START STUDY TEXT

Note that the various errors returned by the service are valid JSON so one can access the different exception types (err.code) and status codes (err.statusCode).
The usage examples below use the unqualified names for types in the Amazon Cognito Auth SDK for JavaScript. Remember to import or qualify access to any of these types:
// When using loose Javascript files:
var CognitoAuth = AmazonCognitoIdentity.CognitoAuth;
// Under the original name:
var CognitoAuth = AWSCognito.CognitoIdentityServiceProvider.CognitoAuth;
// Modules, e.g. Webpack:
var AmazonCognitoIdentity = require('amazon-cognito-auth-js');
var CognitoAuth = AmazonCognitoIdentity.CognitoAuth;
// ES Modules, e.g. transpiling with Babel
import {CognitoAuth} from 'amazon-cognito-auth-js';
Use case 1. Registering an auth with the application. You need to create a CognitoAuth object by providing a App client ID, a App web domain, a scope array, a sign-in redirect URL, and a sign-out redirect URL:
var authData = {
ClientId : '<TODO: add ClientId>', // Your client id here
AppWebDomain : '<TODO: add App Web Domain>',
TokenScopesArray : '<TODO: add scope array>',
RedirectUriSignIn : '<TODO: add redirect url when signed in>',
RedirectUriSignOut : '<TODO: add redirect url when signed out>'
};
var auth = new AWSCognito.CognitoIdentityServiceProvider.CognitoAuth(authData);
Also you can provide onSuccess callback and onFailure callback:
auth.userhandler = {
onSuccess: function(result) {
alert("Sign in success");
showSignedIn(result);
},
onFailure: function(err) {
alert("Error!");
}
};
Use case 2. Sign-in using getSession()
API:
auth.getSession();
For the cache tokens and scopes, use the parseCognitoWebResponse(Response)
API, e.g. the response is the current window url:
var curUrl = window.location.href;
auth.parseCognitoWebResponse(curUrl);
Typically, you can put this part of logic in the onLoad()
, e.g.:
function onLoad() {
var auth = initCognitoSDK();
var curUrl = window.location.href;
auth.parseCognitoWebResponse(curUrl);
}
Use case 3. Sign-out using signOut()
:
auth.signOut();
v1.0.0
- GA release. In this GA service launch, we made this feature generally available.
v0.9.0:
- Public beta release. Developer preview.

END STUDY TEXT
START SOURCE INFORMATION

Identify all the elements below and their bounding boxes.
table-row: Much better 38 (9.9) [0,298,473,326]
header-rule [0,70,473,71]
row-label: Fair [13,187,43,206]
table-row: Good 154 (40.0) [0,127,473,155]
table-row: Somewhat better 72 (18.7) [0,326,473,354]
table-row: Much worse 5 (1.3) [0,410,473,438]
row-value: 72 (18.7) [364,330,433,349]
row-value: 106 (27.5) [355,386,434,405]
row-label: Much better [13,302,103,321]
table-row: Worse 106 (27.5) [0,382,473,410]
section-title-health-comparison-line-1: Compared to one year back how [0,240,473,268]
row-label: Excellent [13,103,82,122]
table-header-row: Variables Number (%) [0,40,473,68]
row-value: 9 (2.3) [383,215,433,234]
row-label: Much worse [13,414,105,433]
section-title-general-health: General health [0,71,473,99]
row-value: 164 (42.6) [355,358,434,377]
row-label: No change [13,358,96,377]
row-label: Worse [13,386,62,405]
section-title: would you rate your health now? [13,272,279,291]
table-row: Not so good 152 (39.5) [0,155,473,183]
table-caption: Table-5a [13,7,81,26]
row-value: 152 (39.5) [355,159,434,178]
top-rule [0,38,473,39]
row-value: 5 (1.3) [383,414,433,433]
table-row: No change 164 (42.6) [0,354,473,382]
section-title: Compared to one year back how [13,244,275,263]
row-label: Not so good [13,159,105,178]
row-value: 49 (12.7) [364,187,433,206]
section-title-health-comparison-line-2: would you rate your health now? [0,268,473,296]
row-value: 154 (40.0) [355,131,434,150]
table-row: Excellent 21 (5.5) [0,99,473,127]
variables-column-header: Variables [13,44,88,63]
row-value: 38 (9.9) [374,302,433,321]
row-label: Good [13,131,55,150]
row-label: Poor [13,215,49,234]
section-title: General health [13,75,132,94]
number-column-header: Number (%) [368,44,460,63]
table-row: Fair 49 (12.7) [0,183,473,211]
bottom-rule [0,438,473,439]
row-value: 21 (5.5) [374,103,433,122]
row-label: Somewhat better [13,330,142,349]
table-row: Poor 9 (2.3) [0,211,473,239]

END SOURCE INFORMATION

**WORK ITEM A**
Decide whether each statement below agrees with the Cognito Auth SDK text. Answer yes or no for each, and quote the deciding words.
(i) The errors the service returns are valid JSON.
(ii) Creating a CognitoAuth object requires a user pool ID.
(iii) Version v0.9.0 was a public beta release.
**WORK ITEM B**
Update the part of the Cognito Auth SDK text that begins at the words "API, e.g. the" and stops after "in the onLoad()", replacing "curUrl" with "currentUrl" throughout.

**WRITTEN ANSWER A**
(i) Yes: "the various errors returned by the service are valid JSON"
(ii) No: "by providing a App client ID, a App web domain, a scope array, a sign-in redirect URL, and a sign-out redirect URL"
(iii) Yes: "Public beta release. Developer preview."

**WRITTEN ANSWER B**
API, e.g. the response is the current window url:
var currentUrl = window.location.href;
auth.parseCognitoWebResponse(currentUrl);
Typically, you can put this part of logic in the onLoad()